Tasks for this exercise:
A: Answer these from the 103d unit history, one line each, marked (i), (ii), (iii):
(i) What aircraft replaced the F-94Bs in 1957?
(ii) What plan did the 103d adopt in March 1992?
(iii) To which squadron were the F-84Gs transferred in the spring of 1955?
B: Does the 103d unit history support each statement below? For each, answer yes or no and quote the deciding words.
(i) The F-47s went to Davis-Monthan AFB for storage.
(ii) The 118th converted to F-16s in 1993.
(iii) Air Combat Command replaced Tactical Air Command.
C: Reproduce the passage of the 103d unit history starting with "Upon the 118th's" and going on through "Fighters in 1957.".

Source text:
Upon the 118th's return, the F-47s were sent to Davis-Monthan AFB for storage and the squadron was re-equipped with Very Long Range F-51H Mustangs by TAC with a close air support mission. In January 1953, the 103d received several F-84D Thunderjets for maintenance instruction, and the squadron was fully equipped with the Thunderjet during the summer of 1953.
In the spring of 1955, the F-84Gs were transferred to the Georgia ANG 128th Fighter-Interceptor Squadron, and the 118th converted to F-94B Starfires. The F-94Bs, however, only remained with the 118th for about a year when they were replaced by F-86H Sabre Tactical Fighters in 1957.
The Sabres were then replaced by F-100A Super Sabres during the summer of 1960 and the Wing becoming fully ADC-gained. The F-100As gave way to F-102 Delta Daggers in January 1966 and standing a 24-hour air defense alert. then in 1971 transferred back to Tactical Air Command, becoming an F-100D Super Sabre Group.
From 1971-1979, the 103d flew the F-100 Super Sabres and its mission was close air support and began a NATO comttment, deploying frequently in the 1970s to bases in West Germany to reinforce United States Air Forces in Europe (USAFE). In 1979, the unit was assigned new A-10 Thunderbolt IIs as part of the as part of the "Total Force" concept which equipped ANG units with front-line USAF aircraft. The USAFE commitment continued, deploying the "Warthog" to bases in West Germany and Italy.
In 1990 the 103d was programmed to receive the specialized Block 10 F-16A/B Fighting Falcon, also referred to as the F/A-16 due to its close air support configuration. The 1990 Gulf Crisis, however, delayed this transition. During Operation Desert Storm, the F/A-16 was battle tested and it was discovered that the Close Air Support F-16 project proved to be a miserable failure. Subsequently, the conversion of the Wing was cancelled in 1993, and the 118th TFS remained an A-10 Thunderbolt II close air support squadron.
Air Combat Command 
In March 1992, with the end of the Cold War, the 103d adopted the Air Force Objective Organization plan, and the unit was re-designated as the 103d Fighter Group. In June, Tactical Air Command was inactivated as part of the Air Force reorganization after the end of the Cold War. It was replaced by Air Combat Command (ACC). In 1995, in accordance with the Air Force "One Base-One Wing" directive, the 103d was changed in status back to a Wing, and the 118th Fighter Squadron was assigned to the new 103d Operations Group.

Data:
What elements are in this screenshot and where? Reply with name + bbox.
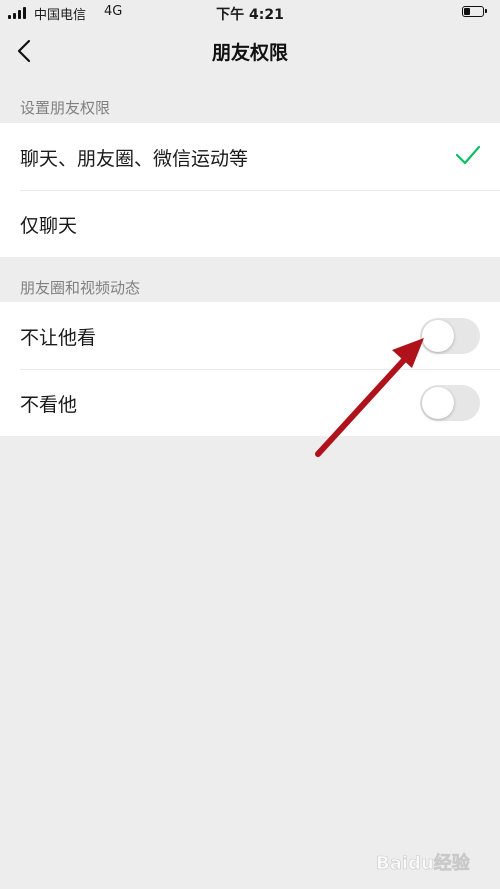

Outputs for the tasks:
A:
(i) F-86H Sabre Tactical Fighters
(ii) The Air Force Objective Organization plan
(iii) The Georgia ANG 128th Fighter-Interceptor Squadron

B:
(i) Yes: "the F-47s were sent to Davis-Monthan AFB for storage"
(ii) No: "the conversion of the Wing was cancelled in 1993, and the 118th TFS remained an A-10 Thunderbolt II close air support squadron"
(iii) Yes: "It was replaced by Air Combat Command (ACC)."

C:
Upon the 118th's return, the F-47s were sent to Davis-Monthan AFB for storage and the squadron was re-equipped with Very Long Range F-51H Mustangs by TAC with a close air support mission. In January 1953, the 103d received several F-84D Thunderjets for maintenance instruction, and the squadron was fully equipped with the Thunderjet during the summer of 1953.
In the spring of 1955, the F-84Gs were transferred to the Georgia ANG 128th Fighter-Interceptor Squadron, and the 118th converted to F-94B Starfires. The F-94Bs, however, only remained with the 118th for about a year when they were replaced by F-86H Sabre Tactical Fighters in 1957.